Reformat the listing below as a numbered list with one line per entry. Drop any blank lines, and leave the pictures out of your output.

▼

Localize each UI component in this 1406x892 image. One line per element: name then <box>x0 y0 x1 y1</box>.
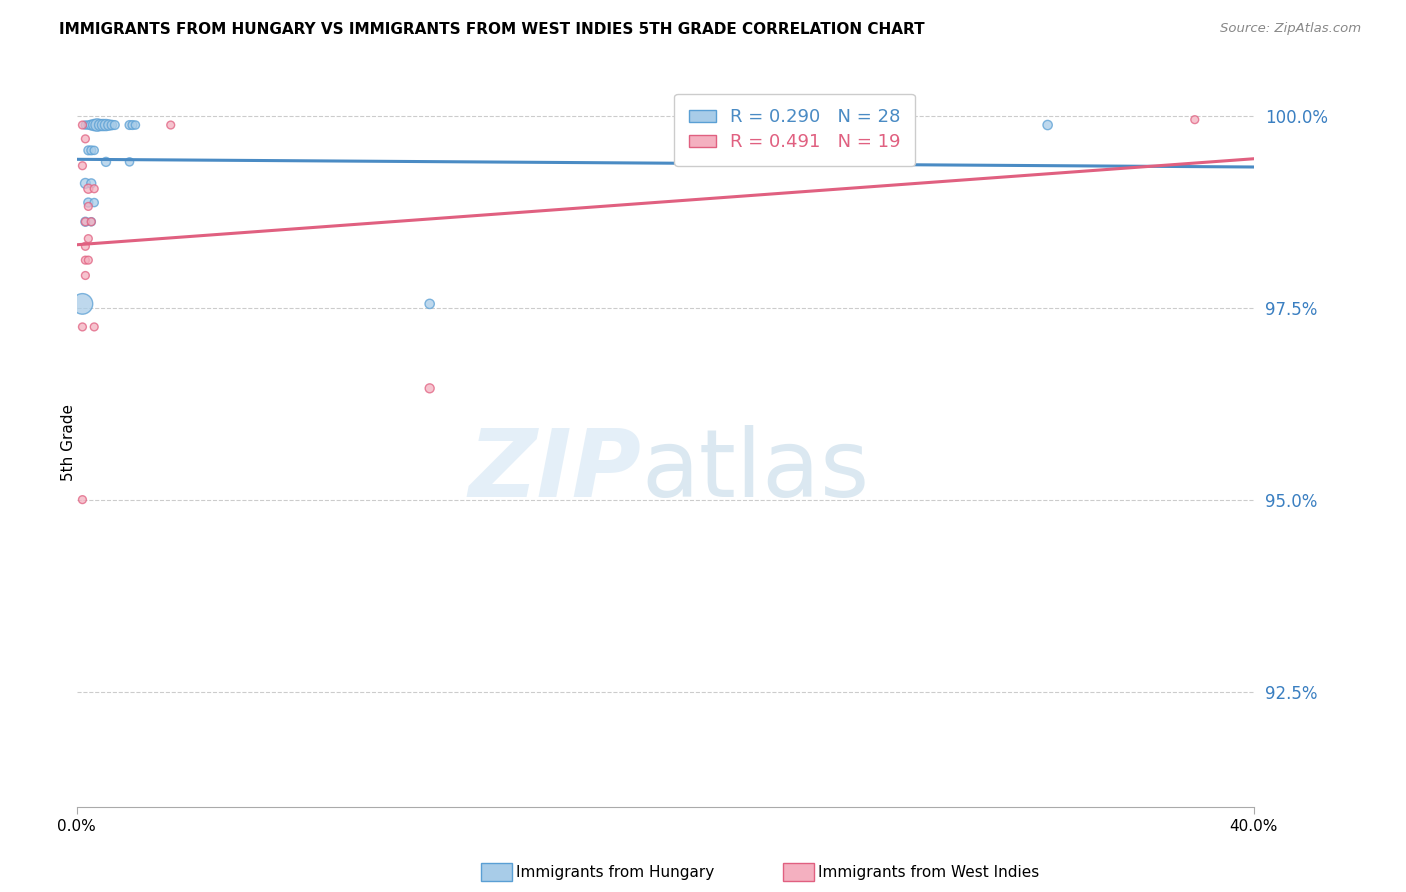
Text: Immigrants from West Indies: Immigrants from West Indies <box>818 865 1039 880</box>
Point <box>72 297 94 311</box>
Point <box>80 118 103 132</box>
Point <box>72 492 94 507</box>
Point <box>124 118 146 132</box>
Point <box>77 118 100 132</box>
Point <box>72 118 94 132</box>
Point <box>75 268 97 283</box>
Point <box>75 132 97 146</box>
Point <box>101 118 124 132</box>
Point <box>419 297 441 311</box>
Legend: R = 0.290   N = 28, R = 0.491   N = 19: R = 0.290 N = 28, R = 0.491 N = 19 <box>673 94 915 166</box>
Point <box>118 154 141 169</box>
Point <box>75 215 97 229</box>
Point <box>1036 118 1059 132</box>
Point <box>72 159 94 173</box>
Text: ZIP: ZIP <box>468 425 641 517</box>
Point <box>419 381 441 395</box>
Y-axis label: 5th Grade: 5th Grade <box>60 403 76 481</box>
Point <box>91 118 114 132</box>
Point <box>121 118 143 132</box>
Text: atlas: atlas <box>641 425 870 517</box>
Point <box>75 118 97 132</box>
Point <box>83 182 105 196</box>
Point <box>75 215 97 229</box>
Point <box>118 118 141 132</box>
Point <box>80 215 103 229</box>
Text: Source: ZipAtlas.com: Source: ZipAtlas.com <box>1220 22 1361 36</box>
Point <box>83 320 105 334</box>
Point <box>77 144 100 158</box>
Point <box>72 320 94 334</box>
Point <box>83 118 105 132</box>
Point <box>80 215 103 229</box>
Text: IMMIGRANTS FROM HUNGARY VS IMMIGRANTS FROM WEST INDIES 5TH GRADE CORRELATION CHA: IMMIGRANTS FROM HUNGARY VS IMMIGRANTS FR… <box>59 22 925 37</box>
Point <box>94 118 117 132</box>
Point <box>94 154 117 169</box>
Point <box>77 195 100 210</box>
Point <box>77 182 100 196</box>
Point <box>75 177 97 191</box>
Point <box>80 177 103 191</box>
Point <box>77 199 100 213</box>
Point <box>75 239 97 253</box>
Point <box>86 118 108 132</box>
Point <box>83 195 105 210</box>
Point <box>97 118 120 132</box>
Point <box>104 118 127 132</box>
Point <box>1184 112 1206 127</box>
Point <box>89 118 111 132</box>
Point <box>80 144 103 158</box>
Point <box>159 118 181 132</box>
Text: Immigrants from Hungary: Immigrants from Hungary <box>516 865 714 880</box>
Point <box>75 253 97 268</box>
Point <box>77 253 100 268</box>
Point <box>83 144 105 158</box>
Point <box>77 232 100 246</box>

▲

§ Response
1. Localize each UI component in this 1406x892 image. One line per element: name then <box>x0 y0 x1 y1</box>.
2. Text: Immigrants from West Indies: Immigrants from West Indies <box>818 865 1039 880</box>
3. Point <box>72 297 94 311</box>
4. Point <box>80 118 103 132</box>
5. Point <box>72 492 94 507</box>
6. Point <box>124 118 146 132</box>
7. Point <box>77 118 100 132</box>
8. Point <box>72 118 94 132</box>
9. Point <box>75 268 97 283</box>
10. Point <box>75 132 97 146</box>
11. Point <box>101 118 124 132</box>
12. Point <box>419 297 441 311</box>
13. Legend: R = 0.290   N = 28, R = 0.491   N = 19: R = 0.290 N = 28, R = 0.491 N = 19 <box>673 94 915 166</box>
14. Point <box>118 154 141 169</box>
15. Point <box>75 215 97 229</box>
16. Point <box>1036 118 1059 132</box>
17. Point <box>72 159 94 173</box>
18. Text: ZIP: ZIP <box>468 425 641 517</box>
19. Point <box>419 381 441 395</box>
20. Y-axis label: 5th Grade: 5th Grade <box>60 403 76 481</box>
21. Point <box>91 118 114 132</box>
22. Point <box>121 118 143 132</box>
23. Text: atlas: atlas <box>641 425 870 517</box>
24. Point <box>75 118 97 132</box>
25. Point <box>83 182 105 196</box>
26. Point <box>75 215 97 229</box>
27. Point <box>118 118 141 132</box>
28. Point <box>80 215 103 229</box>
29. Text: Source: ZipAtlas.com: Source: ZipAtlas.com <box>1220 22 1361 36</box>
30. Point <box>83 320 105 334</box>
31. Point <box>77 144 100 158</box>
32. Point <box>72 320 94 334</box>
33. Point <box>83 118 105 132</box>
34. Point <box>80 215 103 229</box>
35. Text: IMMIGRANTS FROM HUNGARY VS IMMIGRANTS FROM WEST INDIES 5TH GRADE CORRELATION CHA: IMMIGRANTS FROM HUNGARY VS IMMIGRANTS FR… <box>59 22 925 37</box>
36. Point <box>94 118 117 132</box>
37. Point <box>94 154 117 169</box>
38. Point <box>77 195 100 210</box>
39. Point <box>77 182 100 196</box>
40. Point <box>75 177 97 191</box>
41. Point <box>80 177 103 191</box>
42. Point <box>77 199 100 213</box>
43. Point <box>75 239 97 253</box>
44. Point <box>86 118 108 132</box>
45. Point <box>83 195 105 210</box>
46. Point <box>97 118 120 132</box>
47. Point <box>104 118 127 132</box>
48. Point <box>1184 112 1206 127</box>
49. Point <box>89 118 111 132</box>
50. Point <box>80 144 103 158</box>
51. Point <box>159 118 181 132</box>
52. Text: Immigrants from Hungary: Immigrants from Hungary <box>516 865 714 880</box>
53. Point <box>75 253 97 268</box>
54. Point <box>77 253 100 268</box>
55. Point <box>83 144 105 158</box>
56. Point <box>77 232 100 246</box>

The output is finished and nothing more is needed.